## Data entries

--------------------------------------------------

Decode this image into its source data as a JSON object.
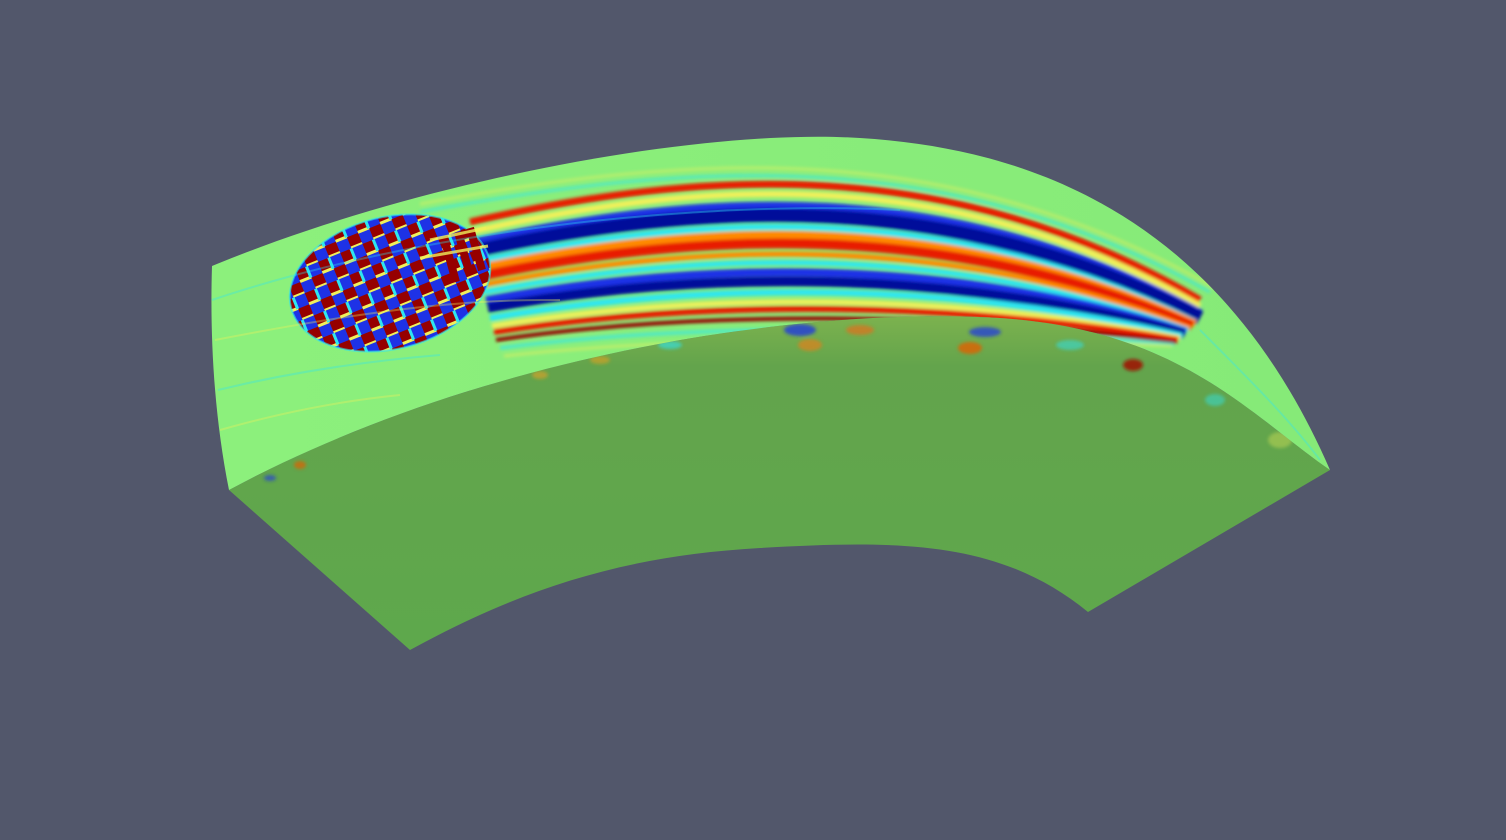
{
  "scene": {
    "background_color": "#52576b",
    "colormap": "jet",
    "colors": {
      "neutral_top": "#8cf57a",
      "neutral_side": "#60a850",
      "neutral_front": "#5ea84c",
      "deep_blue": "#000f9a",
      "blue": "#1e32e6",
      "cyan": "#2ee6f0",
      "yellow": "#f0f05a",
      "orange": "#ff8a00",
      "red": "#e81a00",
      "dark_red": "#960000"
    },
    "objects": [
      {
        "name": "curved-shell-slab",
        "surfaces": [
          "top-surface",
          "left-side-face",
          "front-cut-face"
        ]
      },
      {
        "name": "wave-source-patch",
        "pattern": "checkered"
      },
      {
        "name": "propagating-wavefront-bands",
        "band_order": [
          "dark_red",
          "yellow",
          "blue",
          "deep_blue",
          "cyan",
          "orange",
          "red",
          "blue",
          "deep_blue",
          "cyan",
          "red",
          "dark_red"
        ]
      }
    ]
  }
}
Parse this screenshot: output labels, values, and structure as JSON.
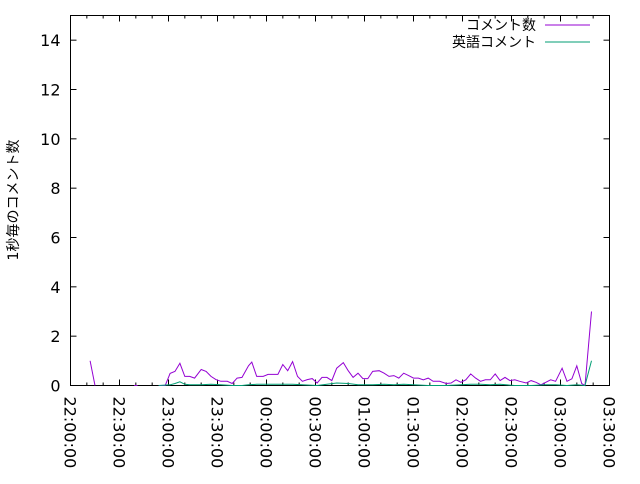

--------------------------------------------------

## Set problem
Reproduce the listing word for word and omit its pictures.

## Written response
Decode this image into its source data as a JSON object.
{
  "scene": {
    "background_color": "#52576b",
    "colormap": "jet",
    "colors": {
      "neutral_top": "#8cf57a",
      "neutral_side": "#60a850",
      "neutral_front": "#5ea84c",
      "deep_blue": "#000f9a",
      "blue": "#1e32e6",
      "cyan": "#2ee6f0",
      "yellow": "#f0f05a",
      "orange": "#ff8a00",
      "red": "#e81a00",
      "dark_red": "#960000"
    },
    "objects": [
      {
        "name": "curved-shell-slab",
        "surfaces": [
          "top-surface",
          "left-side-face",
          "front-cut-face"
        ]
      },
      {
        "name": "wave-source-patch",
        "pattern": "checkered"
      },
      {
        "name": "propagating-wavefront-bands",
        "band_order": [
          "dark_red",
          "yellow",
          "blue",
          "deep_blue",
          "cyan",
          "orange",
          "red",
          "blue",
          "deep_blue",
          "cyan",
          "red",
          "dark_red"
        ]
      }
    ]
  }
}
Parse this screenshot: output labels, values, and structure as JSON.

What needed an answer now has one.